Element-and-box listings
==================================================
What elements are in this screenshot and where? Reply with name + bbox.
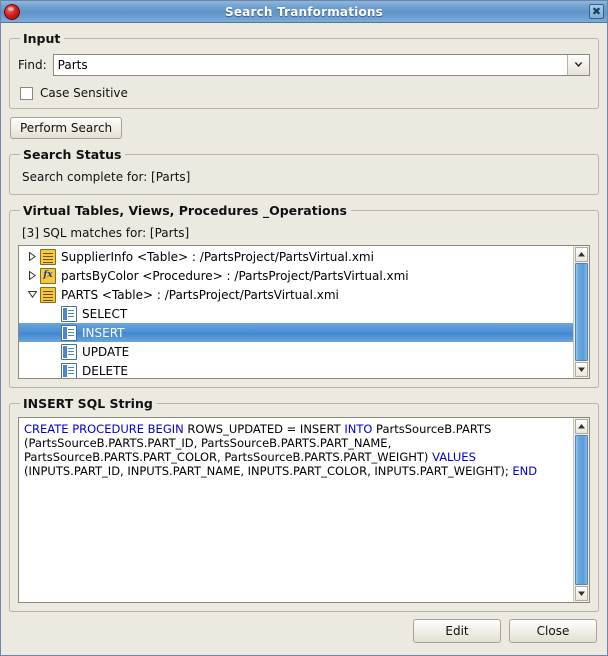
tree-row-label: PARTS <Table> : /PartsProject/PartsVirtu… [61,288,339,302]
search-status-text: Search complete for: [Parts] [22,170,590,184]
sql-text-panel: CREATE PROCEDURE BEGIN ROWS_UPDATED = IN… [18,417,590,603]
sql-operation-icon [61,344,77,360]
perform-search-button[interactable]: Perform Search [10,117,122,139]
close-button[interactable]: Close [509,619,597,643]
input-group-legend: Input [20,31,64,46]
sql-scroll-thumb[interactable] [575,435,588,585]
search-transformations-dialog: Search Tranformations ✖ Input Find: Case… [0,0,608,656]
tree-row[interactable]: UPDATE [19,342,573,361]
find-row: Find: [18,54,590,76]
scroll-down-icon[interactable] [575,586,588,601]
window-title: Search Tranformations [1,5,607,19]
tree-row-label: INSERT [82,326,125,340]
results-tree-panel: SupplierInfo <Table> : /PartsProject/Par… [18,245,590,379]
sql-operation-icon [61,363,77,379]
table-icon [40,249,56,265]
scroll-down-icon[interactable] [575,362,588,377]
title-bar: Search Tranformations ✖ [1,1,607,23]
sql-keyword: END [512,464,537,478]
dialog-content: Input Find: Case Sensitive Perform Searc… [1,23,607,609]
sql-operation-icon [61,325,77,341]
tree-row[interactable]: INSERT [19,323,573,342]
sql-operation-icon [61,306,77,322]
case-sensitive-label: Case Sensitive [40,86,128,100]
input-group: Input Find: Case Sensitive [9,31,599,109]
scroll-up-icon[interactable] [575,419,588,434]
tree-row[interactable]: PARTS <Table> : /PartsProject/PartsVirtu… [19,285,573,304]
twisty-expanded-icon[interactable] [24,291,40,298]
tree-row[interactable]: SupplierInfo <Table> : /PartsProject/Par… [19,247,573,266]
tree-scroll-track[interactable] [574,263,589,361]
app-red-sphere-icon [4,4,20,20]
tree-row[interactable]: fx partsByColor <Procedure> : /PartsProje… [19,266,573,285]
case-sensitive-checkbox[interactable] [20,87,33,100]
case-sensitive-row[interactable]: Case Sensitive [20,86,590,100]
tree-row-label: SupplierInfo <Table> : /PartsProject/Par… [61,250,374,264]
find-label: Find: [18,58,47,72]
tree-row-label: SELECT [82,307,127,321]
chevron-down-icon[interactable] [567,55,589,75]
sql-string-legend: INSERT SQL String [20,396,157,411]
find-combobox[interactable] [53,54,590,76]
edit-button[interactable]: Edit [413,619,501,643]
tree-row-label: UPDATE [82,345,129,359]
sql-text-fragment: ROWS_UPDATED = INSERT [184,422,345,436]
sql-string-group: INSERT SQL String CREATE PROCEDURE BEGIN… [9,396,599,612]
sql-keyword: CREATE PROCEDURE BEGIN [24,422,184,436]
tree-row-label: partsByColor <Procedure> : /PartsProject… [61,269,409,283]
sql-scrollbar[interactable] [573,418,589,602]
results-group-legend: Virtual Tables, Views, Procedures _Opera… [20,203,351,218]
dialog-footer: Edit Close [1,609,607,655]
tree-row[interactable]: DELETE [19,361,573,378]
results-tree[interactable]: SupplierInfo <Table> : /PartsProject/Par… [19,246,573,378]
procedure-icon: fx [40,268,56,284]
search-status-legend: Search Status [20,147,125,162]
sql-keyword: VALUES [432,450,476,464]
scroll-up-icon[interactable] [575,247,588,262]
close-icon[interactable]: ✖ [589,4,604,19]
perform-search-row: Perform Search [10,117,599,139]
search-input[interactable] [54,55,567,75]
sql-text-area[interactable]: CREATE PROCEDURE BEGIN ROWS_UPDATED = IN… [19,418,573,602]
tree-row[interactable]: SELECT [19,304,573,323]
search-status-group: Search Status Search complete for: [Part… [9,147,599,195]
sql-scroll-track[interactable] [574,435,589,585]
tree-row-label: DELETE [82,364,128,378]
sql-matches-count: [3] SQL matches for: [Parts] [22,226,590,240]
twisty-collapsed-icon[interactable] [24,271,40,280]
sql-keyword: INTO [344,422,372,436]
results-group: Virtual Tables, Views, Procedures _Opera… [9,203,599,388]
tree-scrollbar[interactable] [573,246,589,378]
twisty-collapsed-icon[interactable] [24,252,40,261]
table-icon [40,287,56,303]
tree-scroll-thumb[interactable] [575,263,588,361]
==================================================
Reproduce every line of the records above without any change, but leave the pictures out.

What elements are in this screenshot and where? Reply with name + bbox.
tree-row-label: PARTS <Table> : /PartsProject/PartsVirtu… [61,288,339,302]
search-status-text: Search complete for: [Parts] [22,170,590,184]
sql-text-panel: CREATE PROCEDURE BEGIN ROWS_UPDATED = IN… [18,417,590,603]
sql-operation-icon [61,344,77,360]
perform-search-button[interactable]: Perform Search [10,117,122,139]
close-button[interactable]: Close [509,619,597,643]
input-group-legend: Input [20,31,64,46]
sql-scroll-thumb[interactable] [575,435,588,585]
search-transformations-dialog: Search Tranformations ✖ Input Find: Case… [0,0,608,656]
tree-row[interactable]: UPDATE [19,342,573,361]
find-row: Find: [18,54,590,76]
scroll-down-icon[interactable] [575,586,588,601]
window-title: Search Tranformations [1,5,607,19]
tree-row-label: INSERT [82,326,125,340]
results-tree-panel: SupplierInfo <Table> : /PartsProject/Par… [18,245,590,379]
sql-operation-icon [61,363,77,379]
table-icon [40,249,56,265]
scroll-down-icon[interactable] [575,362,588,377]
title-bar: Search Tranformations ✖ [1,1,607,23]
sql-keyword: END [512,464,537,478]
dialog-content: Input Find: Case Sensitive Perform Searc… [1,23,607,609]
sql-operation-icon [61,325,77,341]
tree-row[interactable]: INSERT [19,323,573,342]
sql-operation-icon [61,306,77,322]
case-sensitive-label: Case Sensitive [40,86,128,100]
input-group: Input Find: Case Sensitive [9,31,599,109]
scroll-up-icon[interactable] [575,419,588,434]
tree-row[interactable]: PARTS <Table> : /PartsProject/PartsVirtu… [19,285,573,304]
twisty-expanded-icon[interactable] [24,291,40,298]
tree-row[interactable]: SupplierInfo <Table> : /PartsProject/Par… [19,247,573,266]
tree-scroll-track[interactable] [574,263,589,361]
app-red-sphere-icon [4,4,20,20]
tree-row[interactable]: fx partsByColor <Procedure> : /PartsProje… [19,266,573,285]
case-sensitive-checkbox[interactable] [20,87,33,100]
case-sensitive-row[interactable]: Case Sensitive [20,86,590,100]
tree-row-label: SupplierInfo <Table> : /PartsProject/Par… [61,250,374,264]
find-label: Find: [18,58,47,72]
tree-row-label: SELECT [82,307,127,321]
chevron-down-icon[interactable] [567,55,589,75]
sql-string-legend: INSERT SQL String [20,396,157,411]
find-combobox[interactable] [53,54,590,76]
edit-button[interactable]: Edit [413,619,501,643]
tree-row-label: UPDATE [82,345,129,359]
sql-text-fragment: ROWS_UPDATED = INSERT [184,422,345,436]
sql-string-group: INSERT SQL String CREATE PROCEDURE BEGIN… [9,396,599,612]
sql-keyword: CREATE PROCEDURE BEGIN [24,422,184,436]
tree-row-label: partsByColor <Procedure> : /PartsProject… [61,269,409,283]
sql-scrollbar[interactable] [573,418,589,602]
results-group-legend: Virtual Tables, Views, Procedures _Opera… [20,203,351,218]
dialog-footer: Edit Close [1,609,607,655]
tree-row[interactable]: DELETE [19,361,573,378]
results-tree[interactable]: SupplierInfo <Table> : /PartsProject/Par… [19,246,573,378]
procedure-icon: fx [40,268,56,284]
search-status-legend: Search Status [20,147,125,162]
sql-keyword: VALUES [432,450,476,464]
scroll-up-icon[interactable] [575,247,588,262]
close-icon[interactable]: ✖ [589,4,604,19]
perform-search-row: Perform Search [10,117,599,139]
search-input[interactable] [54,55,567,75]
sql-text-area[interactable]: CREATE PROCEDURE BEGIN ROWS_UPDATED = IN… [19,418,573,602]
tree-row[interactable]: SELECT [19,304,573,323]
search-status-group: Search Status Search complete for: [Part… [9,147,599,195]
sql-scroll-track[interactable] [574,435,589,585]
tree-row-label: DELETE [82,364,128,378]
sql-matches-count: [3] SQL matches for: [Parts] [22,226,590,240]
twisty-collapsed-icon[interactable] [24,271,40,280]
sql-keyword: INTO [344,422,372,436]
results-group: Virtual Tables, Views, Procedures _Opera… [9,203,599,388]
tree-scrollbar[interactable] [573,246,589,378]
twisty-collapsed-icon[interactable] [24,252,40,261]
table-icon [40,287,56,303]
tree-scroll-thumb[interactable] [575,263,588,361]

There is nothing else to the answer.